▶ [PROBLEM TO WORK ON]
Return the items below unchanged, beginning with their first line and ending with the line that contains "major-name: 英语: [136, 577, 163, 593]", including both of these lines.

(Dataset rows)
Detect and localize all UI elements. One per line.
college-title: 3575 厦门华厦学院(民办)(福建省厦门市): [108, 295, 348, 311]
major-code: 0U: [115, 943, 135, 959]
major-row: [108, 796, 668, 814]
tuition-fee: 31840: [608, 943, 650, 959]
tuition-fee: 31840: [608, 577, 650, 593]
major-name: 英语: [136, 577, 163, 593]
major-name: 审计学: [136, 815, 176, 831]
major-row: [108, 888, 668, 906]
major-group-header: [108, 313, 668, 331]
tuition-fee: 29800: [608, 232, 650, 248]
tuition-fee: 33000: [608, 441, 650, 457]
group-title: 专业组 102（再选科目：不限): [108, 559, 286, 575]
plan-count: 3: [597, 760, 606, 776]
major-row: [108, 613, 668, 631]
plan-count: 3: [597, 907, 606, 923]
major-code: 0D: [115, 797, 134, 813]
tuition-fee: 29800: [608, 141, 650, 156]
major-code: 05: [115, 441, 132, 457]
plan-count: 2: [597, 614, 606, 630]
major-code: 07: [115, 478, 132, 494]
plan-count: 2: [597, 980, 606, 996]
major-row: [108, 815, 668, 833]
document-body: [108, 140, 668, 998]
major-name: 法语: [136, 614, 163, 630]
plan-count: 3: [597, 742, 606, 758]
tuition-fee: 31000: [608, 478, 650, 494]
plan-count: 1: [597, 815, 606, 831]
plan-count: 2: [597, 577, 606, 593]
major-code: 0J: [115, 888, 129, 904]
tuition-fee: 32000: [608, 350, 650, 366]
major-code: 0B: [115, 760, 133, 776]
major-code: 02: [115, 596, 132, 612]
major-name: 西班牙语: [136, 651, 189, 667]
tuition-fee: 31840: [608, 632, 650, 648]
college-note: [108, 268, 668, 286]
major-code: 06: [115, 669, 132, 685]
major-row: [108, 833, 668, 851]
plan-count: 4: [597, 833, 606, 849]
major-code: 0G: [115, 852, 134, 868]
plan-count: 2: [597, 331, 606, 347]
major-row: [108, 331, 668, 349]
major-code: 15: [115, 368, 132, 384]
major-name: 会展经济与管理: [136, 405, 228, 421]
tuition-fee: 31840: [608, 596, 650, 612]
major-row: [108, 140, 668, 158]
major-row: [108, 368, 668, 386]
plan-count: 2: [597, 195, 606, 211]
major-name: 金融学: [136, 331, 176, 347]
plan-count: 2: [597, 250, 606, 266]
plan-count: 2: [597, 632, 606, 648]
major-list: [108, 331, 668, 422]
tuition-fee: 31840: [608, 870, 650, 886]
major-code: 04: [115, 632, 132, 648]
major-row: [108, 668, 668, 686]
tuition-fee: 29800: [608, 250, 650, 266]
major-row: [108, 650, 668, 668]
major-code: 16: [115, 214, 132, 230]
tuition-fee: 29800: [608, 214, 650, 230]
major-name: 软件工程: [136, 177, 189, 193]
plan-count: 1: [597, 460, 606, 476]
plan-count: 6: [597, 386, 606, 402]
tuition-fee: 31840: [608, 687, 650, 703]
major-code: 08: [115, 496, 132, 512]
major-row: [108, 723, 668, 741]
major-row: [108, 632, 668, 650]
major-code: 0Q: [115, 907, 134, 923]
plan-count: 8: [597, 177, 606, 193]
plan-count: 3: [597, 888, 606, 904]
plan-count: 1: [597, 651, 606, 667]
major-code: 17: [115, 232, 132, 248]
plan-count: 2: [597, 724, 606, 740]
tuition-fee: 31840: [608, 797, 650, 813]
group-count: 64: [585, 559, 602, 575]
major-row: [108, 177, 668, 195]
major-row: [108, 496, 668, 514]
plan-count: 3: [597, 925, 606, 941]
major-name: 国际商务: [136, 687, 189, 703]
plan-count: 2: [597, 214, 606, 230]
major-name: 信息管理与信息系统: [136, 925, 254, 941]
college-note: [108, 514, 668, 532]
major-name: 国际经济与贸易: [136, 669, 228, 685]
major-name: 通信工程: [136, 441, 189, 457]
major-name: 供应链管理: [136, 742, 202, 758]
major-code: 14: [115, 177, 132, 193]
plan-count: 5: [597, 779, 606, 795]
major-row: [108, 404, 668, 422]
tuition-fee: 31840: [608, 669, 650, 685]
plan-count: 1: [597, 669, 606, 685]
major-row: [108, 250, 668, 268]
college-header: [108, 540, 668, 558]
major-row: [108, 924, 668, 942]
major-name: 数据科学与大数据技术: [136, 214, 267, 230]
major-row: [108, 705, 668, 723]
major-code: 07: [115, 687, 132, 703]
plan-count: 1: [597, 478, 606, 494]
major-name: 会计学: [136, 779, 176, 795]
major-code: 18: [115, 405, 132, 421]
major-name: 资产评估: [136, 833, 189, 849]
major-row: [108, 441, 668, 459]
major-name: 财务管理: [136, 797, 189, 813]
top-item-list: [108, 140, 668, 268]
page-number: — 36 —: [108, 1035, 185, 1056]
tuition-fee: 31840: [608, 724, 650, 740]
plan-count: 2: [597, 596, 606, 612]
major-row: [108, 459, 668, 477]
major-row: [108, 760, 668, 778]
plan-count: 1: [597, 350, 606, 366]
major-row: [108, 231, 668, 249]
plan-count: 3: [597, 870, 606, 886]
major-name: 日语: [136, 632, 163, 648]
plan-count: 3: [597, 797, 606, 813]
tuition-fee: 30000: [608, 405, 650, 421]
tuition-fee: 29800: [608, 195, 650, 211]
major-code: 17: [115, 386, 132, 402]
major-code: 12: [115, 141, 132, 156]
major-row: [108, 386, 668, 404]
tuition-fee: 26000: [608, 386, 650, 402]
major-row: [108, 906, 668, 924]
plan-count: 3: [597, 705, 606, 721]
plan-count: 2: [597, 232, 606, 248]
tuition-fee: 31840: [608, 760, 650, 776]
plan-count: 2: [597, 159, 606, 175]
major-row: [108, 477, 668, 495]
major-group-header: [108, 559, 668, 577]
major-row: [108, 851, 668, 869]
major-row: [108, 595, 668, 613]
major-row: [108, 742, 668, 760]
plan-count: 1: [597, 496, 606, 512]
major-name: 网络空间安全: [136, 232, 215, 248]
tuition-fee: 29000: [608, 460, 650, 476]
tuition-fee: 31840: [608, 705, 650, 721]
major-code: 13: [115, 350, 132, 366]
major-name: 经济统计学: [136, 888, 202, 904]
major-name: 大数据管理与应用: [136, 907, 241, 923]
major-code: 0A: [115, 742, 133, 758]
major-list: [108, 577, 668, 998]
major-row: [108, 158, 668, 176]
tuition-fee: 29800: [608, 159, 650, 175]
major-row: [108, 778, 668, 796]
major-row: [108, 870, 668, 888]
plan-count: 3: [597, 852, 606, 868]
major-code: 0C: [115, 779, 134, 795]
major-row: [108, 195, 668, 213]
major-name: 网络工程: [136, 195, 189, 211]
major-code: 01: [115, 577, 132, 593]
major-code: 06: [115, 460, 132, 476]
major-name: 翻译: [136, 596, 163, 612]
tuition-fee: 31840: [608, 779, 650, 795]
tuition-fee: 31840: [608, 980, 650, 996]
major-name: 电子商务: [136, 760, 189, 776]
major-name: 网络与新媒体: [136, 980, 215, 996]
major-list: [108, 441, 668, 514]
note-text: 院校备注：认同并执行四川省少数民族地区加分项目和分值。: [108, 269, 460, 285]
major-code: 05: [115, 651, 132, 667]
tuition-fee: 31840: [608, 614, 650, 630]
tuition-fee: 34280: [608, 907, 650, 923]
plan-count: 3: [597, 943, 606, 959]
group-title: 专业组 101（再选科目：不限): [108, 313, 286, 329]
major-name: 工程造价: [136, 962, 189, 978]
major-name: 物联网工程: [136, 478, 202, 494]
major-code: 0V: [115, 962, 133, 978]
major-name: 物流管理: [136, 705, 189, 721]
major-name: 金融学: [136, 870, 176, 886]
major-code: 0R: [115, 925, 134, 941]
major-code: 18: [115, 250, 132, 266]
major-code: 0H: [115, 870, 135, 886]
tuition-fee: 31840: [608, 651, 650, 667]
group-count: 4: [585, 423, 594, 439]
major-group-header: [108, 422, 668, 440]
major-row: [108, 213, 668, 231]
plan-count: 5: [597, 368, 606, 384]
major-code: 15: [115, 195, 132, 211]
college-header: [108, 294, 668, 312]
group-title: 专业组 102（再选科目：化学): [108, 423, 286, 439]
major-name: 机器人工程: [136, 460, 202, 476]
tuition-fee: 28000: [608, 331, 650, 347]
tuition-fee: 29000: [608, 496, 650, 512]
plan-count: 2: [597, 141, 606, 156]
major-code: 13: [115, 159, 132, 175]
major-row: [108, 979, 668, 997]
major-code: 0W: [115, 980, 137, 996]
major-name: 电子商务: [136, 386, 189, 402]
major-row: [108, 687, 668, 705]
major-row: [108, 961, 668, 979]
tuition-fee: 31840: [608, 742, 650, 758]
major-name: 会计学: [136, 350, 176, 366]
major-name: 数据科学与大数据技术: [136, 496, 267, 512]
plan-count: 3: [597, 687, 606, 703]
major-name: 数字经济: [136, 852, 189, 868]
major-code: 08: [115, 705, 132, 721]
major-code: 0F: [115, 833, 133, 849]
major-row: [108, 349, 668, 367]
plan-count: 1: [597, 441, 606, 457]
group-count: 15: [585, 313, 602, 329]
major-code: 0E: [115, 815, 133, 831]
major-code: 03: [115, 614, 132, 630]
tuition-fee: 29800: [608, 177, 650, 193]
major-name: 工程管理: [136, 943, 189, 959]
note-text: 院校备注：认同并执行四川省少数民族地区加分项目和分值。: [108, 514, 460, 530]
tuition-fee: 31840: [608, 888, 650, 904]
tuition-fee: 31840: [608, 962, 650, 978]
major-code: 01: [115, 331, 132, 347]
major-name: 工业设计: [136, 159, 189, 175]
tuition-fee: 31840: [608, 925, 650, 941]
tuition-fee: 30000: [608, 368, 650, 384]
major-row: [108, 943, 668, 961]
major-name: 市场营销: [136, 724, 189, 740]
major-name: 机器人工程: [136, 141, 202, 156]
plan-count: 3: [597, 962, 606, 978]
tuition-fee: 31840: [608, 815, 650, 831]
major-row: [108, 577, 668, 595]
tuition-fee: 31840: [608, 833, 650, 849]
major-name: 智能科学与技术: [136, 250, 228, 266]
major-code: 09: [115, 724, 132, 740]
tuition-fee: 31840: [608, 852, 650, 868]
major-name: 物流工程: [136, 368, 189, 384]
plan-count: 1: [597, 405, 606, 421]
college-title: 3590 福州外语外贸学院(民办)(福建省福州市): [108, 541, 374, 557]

▶ [REPLY TO THE EXERCISE]
Detect and localize all UI elements. One per line.
college-title: 3575 厦门华厦学院(民办)(福建省厦门市): [108, 295, 348, 311]
major-code: 0U: [115, 943, 135, 959]
major-row: [108, 796, 668, 814]
tuition-fee: 31840: [608, 943, 650, 959]
tuition-fee: 31840: [608, 577, 650, 593]
major-name: 英语: [136, 577, 163, 593]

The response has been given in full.